(begin)

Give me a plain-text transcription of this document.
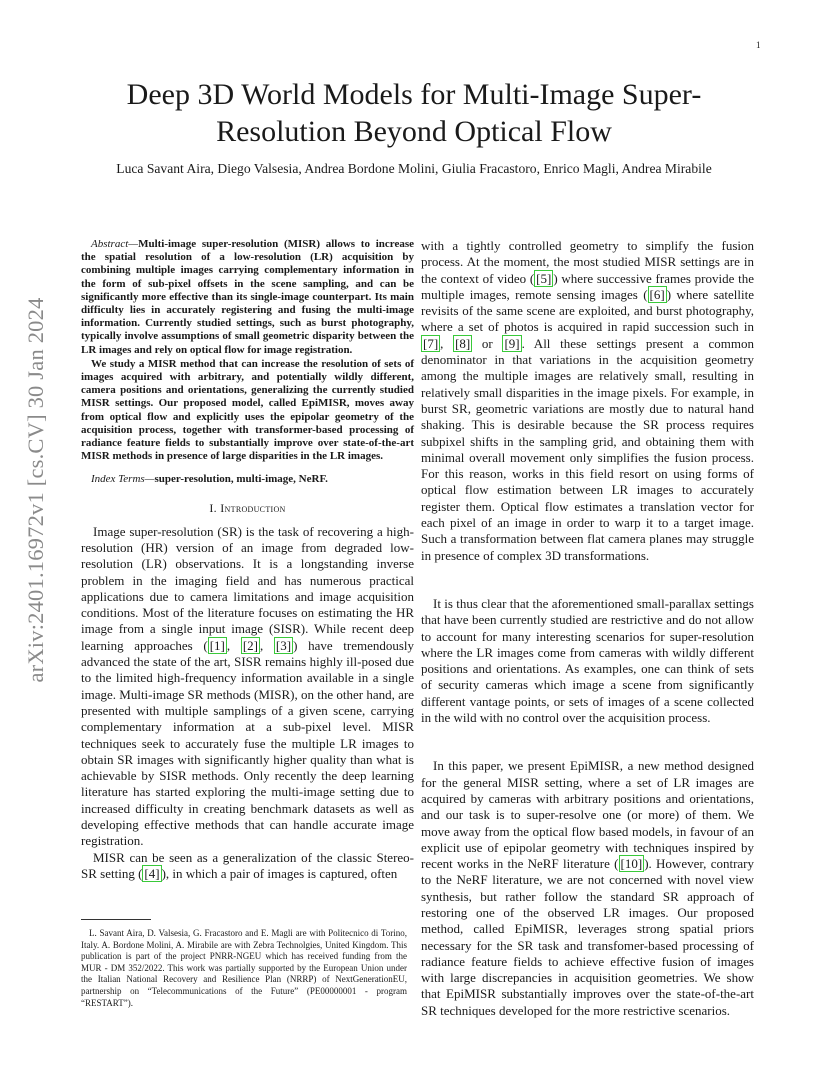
1
arXiv:2401.16972v1 [cs.CV] 30 Jan 2024
Deep 3D World Models for Multi-Image Super-Resolution Beyond Optical Flow
Luca Savant Aira, Diego Valsesia, Andrea Bordone Molini, Giulia Fracastoro, Enrico Magli, Andrea Mirabile

Abstract—Multi-image super-resolution (MISR) allows to increase the spatial resolution of a low-resolution (LR) acquisition by combining multiple images carrying complementary information in the form of sub-pixel offsets in the scene sampling, and can be significantly more effective than its single-image counterpart. Its main difficulty lies in accurately registering and fusing the multi-image information. Currently studied settings, such as burst photography, typically involve assumptions of small geometric disparity between the LR images and rely on optical flow for image registration.

We study a MISR method that can increase the resolution of sets of images acquired with arbitrary, and potentially wildly different, camera positions and orientations, generalizing the currently studied MISR settings. Our proposed model, called EpiMISR, moves away from optical flow and explicitly uses the epipolar geometry of the acquisition process, together with transformer-based processing of radiance feature fields to substantially improve over state-of-the-art MISR methods in presence of large disparities in the LR images.

Index Terms—super-resolution, multi-image, NeRF.

I. Introduction

Image super-resolution (SR) is the task of recovering a high-resolution (HR) version of an image from degraded low-resolution (LR) observations. It is a longstanding inverse problem in the imaging field and has numerous practical applications due to camera limitations and image acquisition conditions. Most of the literature focuses on estimating the HR image from a single input image (SISR). While recent deep learning approaches ( [1] , [2] , [3] ) have tremendously advanced the state of the art, SISR remains highly ill-posed due to the limited high-frequency information available in a single image. Multi-image SR methods (MISR), on the other hand, are presented with multiple samplings of a given scene, carrying complementary information at a sub-pixel level. MISR techniques seek to accurately fuse the multiple LR images to obtain SR images with significantly higher quality than what is achievable by SISR methods. Only recently the deep learning literature has started exploring the multi-image setting due to increased difficulty in creating benchmark datasets as well as developing effective methods that can handle accurate image registration.

MISR can be seen as a generalization of the classic Stereo-SR setting ( [4] ), in which a pair of images is captured, often

with a tightly controlled geometry to simplify the fusion process. At the moment, the most studied MISR settings are in the context of video ( [5] ) where successive frames provide the multiple images, remote sensing images ( [6] ) where satellite revisits of the same scene are exploited, and burst photography, where a set of photos is acquired in rapid succession such in [7] , [8] or [9] . All these settings present a common denominator in that variations in the acquisition geometry among the multiple images are relatively small, resulting in relatively small disparities in the image pixels. For example, in burst SR, geometric variations are mostly due to natural hand shaking. This is desirable because the SR process requires subpixel shifts in the sampling grid, and obtaining them with minimal overall movement only simplifies the fusion process. For this reason, works in this field resort on using forms of optical flow estimation between LR images to accurately register them. Optical flow estimates a translation vector for each pixel of an image in order to warp it to a target image. Such a transformation between flat camera planes may struggle in presence of complex 3D transformations.

It is thus clear that the aforementioned small-parallax settings that have been currently studied are restrictive and do not allow to account for many interesting scenarios for super-resolution where the LR images come from cameras with wildly different positions and orientations. As examples, one can think of sets of security cameras which image a scene from significantly different vantage points, or sets of images of a scene collected in the wild with no control over the acquisition process.

In this paper, we present EpiMISR, a new method designed for the general MISR setting, where a set of LR images are acquired by cameras with arbitrary positions and orientations, and our task is to super-resolve one (or more) of them. We move away from the optical flow based models, in favour of an explicit use of epipolar geometry with techniques inspired by recent works in the NeRF literature ( [10] ). However, contrary to the NeRF literature, we are not concerned with novel view synthesis, but rather follow the standard SR approach of restoring one of the observed LR images. Our proposed method, called EpiMISR, leverages strong spatial priors necessary for the SR task and transfomer-based processing of radiance feature fields to achieve effective fusion of images with large discrepancies in acquisition geometries. We show that EpiMISR substantially improves over the state-of-the-art SR techniques developed for the more restrictive scenarios.

L. Savant Aira, D. Valsesia, G. Fracastoro and E. Magli are with Politecnico di Torino, Italy. A. Bordone Molini, A. Mirabile are with Zebra Technolgies, United Kingdom. This publication is part of the project PNRR-NGEU which has received funding from the MUR - DM 352/2022. This work was partially supported by the European Union under the Italian National Recovery and Resilience Plan (NRRP) of NextGenerationEU, partnership on “Telecommunications of the Future” (PE00000001 - program “RESTART”).
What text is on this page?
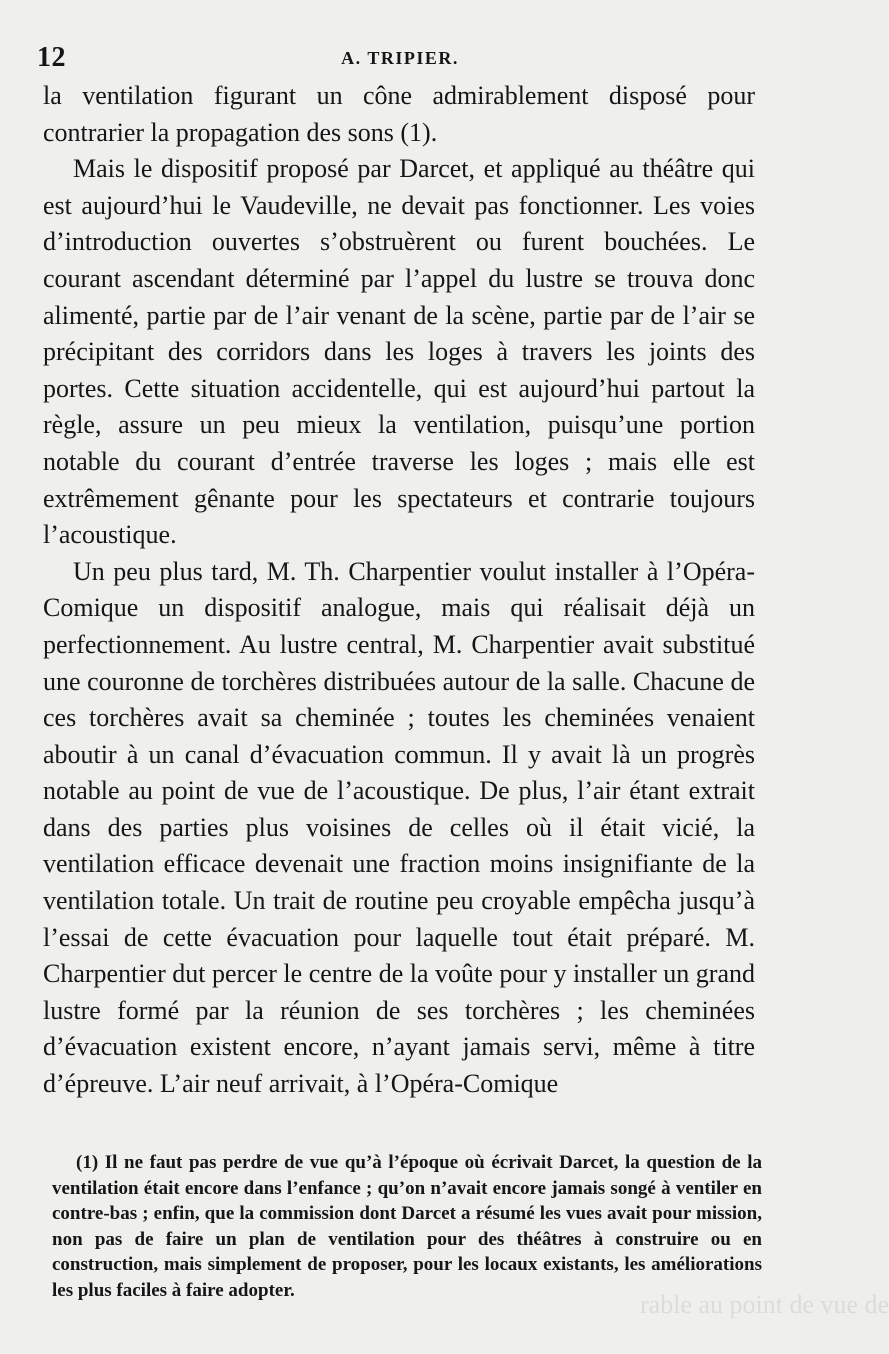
rable au point de vue de
12	A. TRIPIER.

la ventilation figurant un cône admirablement disposé pour contrarier la propagation des sons (1).

Mais le dispositif proposé par Darcet, et appliqué au théâtre qui est aujourd’hui le Vaudeville, ne devait pas fonctionner. Les voies d’introduction ouvertes s’obstruèrent ou furent bouchées. Le courant ascendant déterminé par l’appel du lustre se trouva donc alimenté, partie par de l’air venant de la scène, partie par de l’air se précipitant des corridors dans les loges à travers les joints des portes. Cette situation accidentelle, qui est aujourd’hui partout la règle, assure un peu mieux la ventilation, puisqu’une portion notable du courant d’entrée traverse les loges ; mais elle est extrêmement gênante pour les spectateurs et contrarie toujours l’acoustique.

Un peu plus tard, M. Th. Charpentier voulut installer à l’Opéra-Comique un dispositif analogue, mais qui réalisait déjà un perfectionnement. Au lustre central, M. Charpentier avait substitué une couronne de torchères distribuées autour de la salle. Chacune de ces torchères avait sa cheminée ; toutes les cheminées venaient aboutir à un canal d’évacuation commun. Il y avait là un progrès notable au point de vue de l’acoustique. De plus, l’air étant extrait dans des parties plus voisines de celles où il était vicié, la ventilation efficace devenait une fraction moins insignifiante de la ventilation totale. Un trait de routine peu croyable empêcha jusqu’à l’essai de cette évacuation pour laquelle tout était préparé. M. Charpentier dut percer le centre de la voûte pour y installer un grand lustre formé par la réunion de ses torchères ; les cheminées d’évacuation existent encore, n’ayant jamais servi, même à titre d’épreuve. L’air neuf arrivait, à l’Opéra-Comique

(1) Il ne faut pas perdre de vue qu’à l’époque où écrivait Darcet, la question de la ventilation était encore dans l’enfance ; qu’on n’avait encore jamais songé à ventiler en contre-bas ; enfin, que la commission dont Darcet a résumé les vues avait pour mission, non pas de faire un plan de ventilation pour des théâtres à construire ou en construction, mais simplement de proposer, pour les locaux existants, les améliorations les plus faciles à faire adopter.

(end)

[GIVEN REQUEST]:
Report only a number: how many lines in the material above contain the string "Savant".

[FULL OUTPUT]:
2